The exercise: Write out each entry again. Keep every word exactly as it is.

Extracted records
>>>>

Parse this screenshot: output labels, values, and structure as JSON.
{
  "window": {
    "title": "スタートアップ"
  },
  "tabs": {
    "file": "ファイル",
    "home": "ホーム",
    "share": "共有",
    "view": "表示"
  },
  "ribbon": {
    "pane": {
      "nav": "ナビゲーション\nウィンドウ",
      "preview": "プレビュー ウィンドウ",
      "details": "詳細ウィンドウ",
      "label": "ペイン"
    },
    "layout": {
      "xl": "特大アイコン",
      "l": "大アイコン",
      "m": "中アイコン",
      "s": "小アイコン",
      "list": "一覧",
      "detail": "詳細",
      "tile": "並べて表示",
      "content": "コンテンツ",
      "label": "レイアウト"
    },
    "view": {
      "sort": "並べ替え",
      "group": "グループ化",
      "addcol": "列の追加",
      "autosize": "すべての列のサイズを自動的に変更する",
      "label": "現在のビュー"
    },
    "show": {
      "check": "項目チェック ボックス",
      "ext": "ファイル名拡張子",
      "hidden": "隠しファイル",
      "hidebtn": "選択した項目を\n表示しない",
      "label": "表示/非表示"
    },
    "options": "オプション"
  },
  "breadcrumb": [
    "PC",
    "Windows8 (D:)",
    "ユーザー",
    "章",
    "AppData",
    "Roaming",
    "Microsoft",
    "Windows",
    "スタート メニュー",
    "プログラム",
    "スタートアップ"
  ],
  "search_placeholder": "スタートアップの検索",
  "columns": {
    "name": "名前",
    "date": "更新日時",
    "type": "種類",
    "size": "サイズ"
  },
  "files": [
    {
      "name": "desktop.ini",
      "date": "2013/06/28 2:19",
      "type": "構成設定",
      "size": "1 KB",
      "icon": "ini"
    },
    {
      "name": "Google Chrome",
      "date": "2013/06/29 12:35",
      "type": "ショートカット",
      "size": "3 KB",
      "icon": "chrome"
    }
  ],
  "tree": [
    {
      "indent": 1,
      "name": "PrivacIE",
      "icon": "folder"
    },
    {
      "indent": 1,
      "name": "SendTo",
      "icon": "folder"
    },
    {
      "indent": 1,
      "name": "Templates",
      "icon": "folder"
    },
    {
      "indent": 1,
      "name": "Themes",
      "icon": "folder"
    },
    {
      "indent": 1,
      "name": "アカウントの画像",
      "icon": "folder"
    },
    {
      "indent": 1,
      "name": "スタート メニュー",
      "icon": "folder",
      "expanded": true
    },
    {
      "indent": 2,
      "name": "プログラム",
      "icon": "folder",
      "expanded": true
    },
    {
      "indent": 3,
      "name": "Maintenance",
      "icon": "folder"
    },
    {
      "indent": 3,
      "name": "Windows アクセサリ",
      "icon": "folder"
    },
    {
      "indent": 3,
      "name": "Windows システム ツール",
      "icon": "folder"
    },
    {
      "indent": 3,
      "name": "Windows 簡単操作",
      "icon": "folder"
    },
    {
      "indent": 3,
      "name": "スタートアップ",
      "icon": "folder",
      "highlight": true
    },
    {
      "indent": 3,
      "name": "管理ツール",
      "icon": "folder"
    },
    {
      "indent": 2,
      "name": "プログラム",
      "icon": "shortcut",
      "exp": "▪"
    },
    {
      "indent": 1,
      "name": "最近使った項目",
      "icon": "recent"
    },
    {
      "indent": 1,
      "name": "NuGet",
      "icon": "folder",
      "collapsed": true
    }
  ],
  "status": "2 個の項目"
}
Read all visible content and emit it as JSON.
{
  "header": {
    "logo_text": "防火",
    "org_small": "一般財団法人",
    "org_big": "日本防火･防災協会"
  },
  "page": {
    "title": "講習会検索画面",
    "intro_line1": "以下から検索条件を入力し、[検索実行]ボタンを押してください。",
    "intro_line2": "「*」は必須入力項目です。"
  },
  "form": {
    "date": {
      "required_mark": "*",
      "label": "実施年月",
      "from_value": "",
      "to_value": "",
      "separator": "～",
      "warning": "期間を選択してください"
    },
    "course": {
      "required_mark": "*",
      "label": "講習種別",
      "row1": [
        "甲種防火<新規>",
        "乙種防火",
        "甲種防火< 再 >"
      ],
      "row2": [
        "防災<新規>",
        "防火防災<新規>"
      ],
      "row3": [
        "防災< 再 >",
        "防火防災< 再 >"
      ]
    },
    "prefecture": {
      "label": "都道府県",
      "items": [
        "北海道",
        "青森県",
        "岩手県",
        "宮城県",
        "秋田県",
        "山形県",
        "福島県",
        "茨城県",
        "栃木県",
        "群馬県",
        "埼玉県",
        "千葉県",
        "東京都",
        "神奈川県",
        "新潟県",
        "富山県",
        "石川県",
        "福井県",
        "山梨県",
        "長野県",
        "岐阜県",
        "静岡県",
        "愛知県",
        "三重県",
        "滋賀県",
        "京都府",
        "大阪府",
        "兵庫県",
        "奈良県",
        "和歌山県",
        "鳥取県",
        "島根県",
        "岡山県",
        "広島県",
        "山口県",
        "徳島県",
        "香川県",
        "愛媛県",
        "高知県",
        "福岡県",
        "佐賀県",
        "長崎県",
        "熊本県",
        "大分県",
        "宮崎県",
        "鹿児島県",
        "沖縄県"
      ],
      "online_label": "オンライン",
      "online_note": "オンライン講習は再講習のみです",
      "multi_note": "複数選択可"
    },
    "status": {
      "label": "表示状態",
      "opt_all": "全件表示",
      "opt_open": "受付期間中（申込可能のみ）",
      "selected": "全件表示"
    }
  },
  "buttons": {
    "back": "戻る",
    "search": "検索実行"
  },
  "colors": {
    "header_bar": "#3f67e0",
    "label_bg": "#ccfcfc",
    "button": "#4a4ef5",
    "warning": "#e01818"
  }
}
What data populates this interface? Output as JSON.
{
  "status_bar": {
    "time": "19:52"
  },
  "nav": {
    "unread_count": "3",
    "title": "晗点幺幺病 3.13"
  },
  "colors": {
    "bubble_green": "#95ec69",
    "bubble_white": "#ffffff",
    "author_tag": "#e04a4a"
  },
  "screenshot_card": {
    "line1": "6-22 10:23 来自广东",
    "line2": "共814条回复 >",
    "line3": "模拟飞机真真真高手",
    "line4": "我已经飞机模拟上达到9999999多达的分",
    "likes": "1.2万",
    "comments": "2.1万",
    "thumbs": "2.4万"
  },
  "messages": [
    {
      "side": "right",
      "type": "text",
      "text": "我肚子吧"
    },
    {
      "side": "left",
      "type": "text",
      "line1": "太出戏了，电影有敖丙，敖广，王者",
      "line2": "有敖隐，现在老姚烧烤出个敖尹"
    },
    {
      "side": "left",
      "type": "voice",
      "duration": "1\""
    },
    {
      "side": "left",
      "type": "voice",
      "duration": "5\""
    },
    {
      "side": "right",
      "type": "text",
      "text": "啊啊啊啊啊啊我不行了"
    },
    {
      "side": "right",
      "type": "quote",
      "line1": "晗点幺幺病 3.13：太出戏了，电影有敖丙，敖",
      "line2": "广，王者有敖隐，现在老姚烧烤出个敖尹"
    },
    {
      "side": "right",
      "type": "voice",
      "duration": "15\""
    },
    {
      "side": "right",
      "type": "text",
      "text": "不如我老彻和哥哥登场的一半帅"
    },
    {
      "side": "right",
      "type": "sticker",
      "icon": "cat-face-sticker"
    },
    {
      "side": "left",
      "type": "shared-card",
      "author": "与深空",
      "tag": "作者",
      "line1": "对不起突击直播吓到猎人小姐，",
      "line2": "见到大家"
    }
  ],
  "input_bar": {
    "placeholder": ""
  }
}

<<<<

Result of this exercise:
Parse this screenshot: output labels, values, and structure as JSON.
{
  "window": {
    "title": "スタートアップ"
  },
  "tabs": {
    "file": "ファイル",
    "home": "ホーム",
    "share": "共有",
    "view": "表示"
  },
  "ribbon": {
    "pane": {
      "nav": "ナビゲーション\nウィンドウ",
      "preview": "プレビュー ウィンドウ",
      "details": "詳細ウィンドウ",
      "label": "ペイン"
    },
    "layout": {
      "xl": "特大アイコン",
      "l": "大アイコン",
      "m": "中アイコン",
      "s": "小アイコン",
      "list": "一覧",
      "detail": "詳細",
      "tile": "並べて表示",
      "content": "コンテンツ",
      "label": "レイアウト"
    },
    "view": {
      "sort": "並べ替え",
      "group": "グループ化",
      "addcol": "列の追加",
      "autosize": "すべての列のサイズを自動的に変更する",
      "label": "現在のビュー"
    },
    "show": {
      "check": "項目チェック ボックス",
      "ext": "ファイル名拡張子",
      "hidden": "隠しファイル",
      "hidebtn": "選択した項目を\n表示しない",
      "label": "表示/非表示"
    },
    "options": "オプション"
  },
  "breadcrumb": [
    "PC",
    "Windows8 (D:)",
    "ユーザー",
    "章",
    "AppData",
    "Roaming",
    "Microsoft",
    "Windows",
    "スタート メニュー",
    "プログラム",
    "スタートアップ"
  ],
  "search_placeholder": "スタートアップの検索",
  "columns": {
    "name": "名前",
    "date": "更新日時",
    "type": "種類",
    "size": "サイズ"
  },
  "files": [
    {
      "name": "desktop.ini",
      "date": "2013/06/28 2:19",
      "type": "構成設定",
      "size": "1 KB",
      "icon": "ini"
    },
    {
      "name": "Google Chrome",
      "date": "2013/06/29 12:35",
      "type": "ショートカット",
      "size": "3 KB",
      "icon": "chrome"
    }
  ],
  "tree": [
    {
      "indent": 1,
      "name": "PrivacIE",
      "icon": "folder"
    },
    {
      "indent": 1,
      "name": "SendTo",
      "icon": "folder"
    },
    {
      "indent": 1,
      "name": "Templates",
      "icon": "folder"
    },
    {
      "indent": 1,
      "name": "Themes",
      "icon": "folder"
    },
    {
      "indent": 1,
      "name": "アカウントの画像",
      "icon": "folder"
    },
    {
      "indent": 1,
      "name": "スタート メニュー",
      "icon": "folder",
      "expanded": true
    },
    {
      "indent": 2,
      "name": "プログラム",
      "icon": "folder",
      "expanded": true
    },
    {
      "indent": 3,
      "name": "Maintenance",
      "icon": "folder"
    },
    {
      "indent": 3,
      "name": "Windows アクセサリ",
      "icon": "folder"
    },
    {
      "indent": 3,
      "name": "Windows システム ツール",
      "icon": "folder"
    },
    {
      "indent": 3,
      "name": "Windows 簡単操作",
      "icon": "folder"
    },
    {
      "indent": 3,
      "name": "スタートアップ",
      "icon": "folder",
      "highlight": true
    },
    {
      "indent": 3,
      "name": "管理ツール",
      "icon": "folder"
    },
    {
      "indent": 2,
      "name": "プログラム",
      "icon": "shortcut",
      "exp": "▪"
    },
    {
      "indent": 1,
      "name": "最近使った項目",
      "icon": "recent"
    },
    {
      "indent": 1,
      "name": "NuGet",
      "icon": "folder",
      "collapsed": true
    }
  ],
  "status": "2 個の項目"
}
Read all visible content and emit it as JSON.
{
  "header": {
    "logo_text": "防火",
    "org_small": "一般財団法人",
    "org_big": "日本防火･防災協会"
  },
  "page": {
    "title": "講習会検索画面",
    "intro_line1": "以下から検索条件を入力し、[検索実行]ボタンを押してください。",
    "intro_line2": "「*」は必須入力項目です。"
  },
  "form": {
    "date": {
      "required_mark": "*",
      "label": "実施年月",
      "from_value": "",
      "to_value": "",
      "separator": "～",
      "warning": "期間を選択してください"
    },
    "course": {
      "required_mark": "*",
      "label": "講習種別",
      "row1": [
        "甲種防火<新規>",
        "乙種防火",
        "甲種防火< 再 >"
      ],
      "row2": [
        "防災<新規>",
        "防火防災<新規>"
      ],
      "row3": [
        "防災< 再 >",
        "防火防災< 再 >"
      ]
    },
    "prefecture": {
      "label": "都道府県",
      "items": [
        "北海道",
        "青森県",
        "岩手県",
        "宮城県",
        "秋田県",
        "山形県",
        "福島県",
        "茨城県",
        "栃木県",
        "群馬県",
        "埼玉県",
        "千葉県",
        "東京都",
        "神奈川県",
        "新潟県",
        "富山県",
        "石川県",
        "福井県",
        "山梨県",
        "長野県",
        "岐阜県",
        "静岡県",
        "愛知県",
        "三重県",
        "滋賀県",
        "京都府",
        "大阪府",
        "兵庫県",
        "奈良県",
        "和歌山県",
        "鳥取県",
        "島根県",
        "岡山県",
        "広島県",
        "山口県",
        "徳島県",
        "香川県",
        "愛媛県",
        "高知県",
        "福岡県",
        "佐賀県",
        "長崎県",
        "熊本県",
        "大分県",
        "宮崎県",
        "鹿児島県",
        "沖縄県"
      ],
      "online_label": "オンライン",
      "online_note": "オンライン講習は再講習のみです",
      "multi_note": "複数選択可"
    },
    "status": {
      "label": "表示状態",
      "opt_all": "全件表示",
      "opt_open": "受付期間中（申込可能のみ）",
      "selected": "全件表示"
    }
  },
  "buttons": {
    "back": "戻る",
    "search": "検索実行"
  },
  "colors": {
    "header_bar": "#3f67e0",
    "label_bg": "#ccfcfc",
    "button": "#4a4ef5",
    "warning": "#e01818"
  }
}
What data populates this interface? Output as JSON.
{
  "status_bar": {
    "time": "19:52"
  },
  "nav": {
    "unread_count": "3",
    "title": "晗点幺幺病 3.13"
  },
  "colors": {
    "bubble_green": "#95ec69",
    "bubble_white": "#ffffff",
    "author_tag": "#e04a4a"
  },
  "screenshot_card": {
    "line1": "6-22 10:23 来自广东",
    "line2": "共814条回复 >",
    "line3": "模拟飞机真真真高手",
    "line4": "我已经飞机模拟上达到9999999多达的分",
    "likes": "1.2万",
    "comments": "2.1万",
    "thumbs": "2.4万"
  },
  "messages": [
    {
      "side": "right",
      "type": "text",
      "text": "我肚子吧"
    },
    {
      "side": "left",
      "type": "text",
      "line1": "太出戏了，电影有敖丙，敖广，王者",
      "line2": "有敖隐，现在老姚烧烤出个敖尹"
    },
    {
      "side": "left",
      "type": "voice",
      "duration": "1\""
    },
    {
      "side": "left",
      "type": "voice",
      "duration": "5\""
    },
    {
      "side": "right",
      "type": "text",
      "text": "啊啊啊啊啊啊我不行了"
    },
    {
      "side": "right",
      "type": "quote",
      "line1": "晗点幺幺病 3.13：太出戏了，电影有敖丙，敖",
      "line2": "广，王者有敖隐，现在老姚烧烤出个敖尹"
    },
    {
      "side": "right",
      "type": "voice",
      "duration": "15\""
    },
    {
      "side": "right",
      "type": "text",
      "text": "不如我老彻和哥哥登场的一半帅"
    },
    {
      "side": "right",
      "type": "sticker",
      "icon": "cat-face-sticker"
    },
    {
      "side": "left",
      "type": "shared-card",
      "author": "与深空",
      "tag": "作者",
      "line1": "对不起突击直播吓到猎人小姐，",
      "line2": "见到大家"
    }
  ],
  "input_bar": {
    "placeholder": ""
  }
}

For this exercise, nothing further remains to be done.